AIM OF THE TASK: Every line below that mentions the word "With" should be copied out.

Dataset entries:
::::
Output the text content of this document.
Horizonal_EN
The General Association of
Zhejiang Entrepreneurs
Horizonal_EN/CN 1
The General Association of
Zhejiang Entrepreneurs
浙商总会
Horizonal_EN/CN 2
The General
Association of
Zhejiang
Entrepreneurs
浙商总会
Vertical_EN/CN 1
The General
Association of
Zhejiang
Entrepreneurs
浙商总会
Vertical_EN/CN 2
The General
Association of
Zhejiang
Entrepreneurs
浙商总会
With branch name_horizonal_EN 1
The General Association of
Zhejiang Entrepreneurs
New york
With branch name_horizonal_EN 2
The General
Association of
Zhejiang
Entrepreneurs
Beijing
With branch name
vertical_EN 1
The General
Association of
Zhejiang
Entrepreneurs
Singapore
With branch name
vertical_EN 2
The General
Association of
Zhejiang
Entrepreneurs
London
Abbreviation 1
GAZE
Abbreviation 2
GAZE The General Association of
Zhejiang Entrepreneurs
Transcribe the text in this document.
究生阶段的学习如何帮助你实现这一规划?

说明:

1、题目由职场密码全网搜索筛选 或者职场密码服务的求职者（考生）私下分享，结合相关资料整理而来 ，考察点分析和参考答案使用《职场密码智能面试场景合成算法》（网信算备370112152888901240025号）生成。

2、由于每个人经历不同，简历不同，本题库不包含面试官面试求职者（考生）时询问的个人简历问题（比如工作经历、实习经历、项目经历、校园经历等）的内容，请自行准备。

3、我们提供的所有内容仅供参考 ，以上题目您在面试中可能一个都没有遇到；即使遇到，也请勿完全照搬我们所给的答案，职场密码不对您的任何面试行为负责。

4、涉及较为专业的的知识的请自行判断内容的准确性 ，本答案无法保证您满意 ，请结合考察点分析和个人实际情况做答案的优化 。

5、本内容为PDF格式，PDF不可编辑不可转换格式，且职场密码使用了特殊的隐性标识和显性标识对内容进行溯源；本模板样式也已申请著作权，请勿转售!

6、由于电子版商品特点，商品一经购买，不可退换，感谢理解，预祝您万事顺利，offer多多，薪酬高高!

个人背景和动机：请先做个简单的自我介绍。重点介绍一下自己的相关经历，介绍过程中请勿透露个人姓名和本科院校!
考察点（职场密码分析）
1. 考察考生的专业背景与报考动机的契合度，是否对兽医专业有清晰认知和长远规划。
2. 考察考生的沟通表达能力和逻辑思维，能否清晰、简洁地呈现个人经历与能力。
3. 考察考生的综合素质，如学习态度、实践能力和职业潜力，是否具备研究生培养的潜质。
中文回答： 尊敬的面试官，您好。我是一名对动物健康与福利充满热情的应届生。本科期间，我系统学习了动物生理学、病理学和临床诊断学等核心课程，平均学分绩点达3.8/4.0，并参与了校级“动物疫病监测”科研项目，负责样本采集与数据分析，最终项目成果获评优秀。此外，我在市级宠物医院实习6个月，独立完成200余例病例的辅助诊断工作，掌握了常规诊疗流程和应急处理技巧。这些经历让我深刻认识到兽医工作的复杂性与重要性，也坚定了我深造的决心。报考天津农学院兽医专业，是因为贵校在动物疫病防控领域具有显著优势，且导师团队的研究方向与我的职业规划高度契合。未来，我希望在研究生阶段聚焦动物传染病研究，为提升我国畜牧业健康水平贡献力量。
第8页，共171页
::::
FINISHED TASK:
With branch name_horizonal_EN 1
With branch name_horizonal_EN 2
With branch name
With branch name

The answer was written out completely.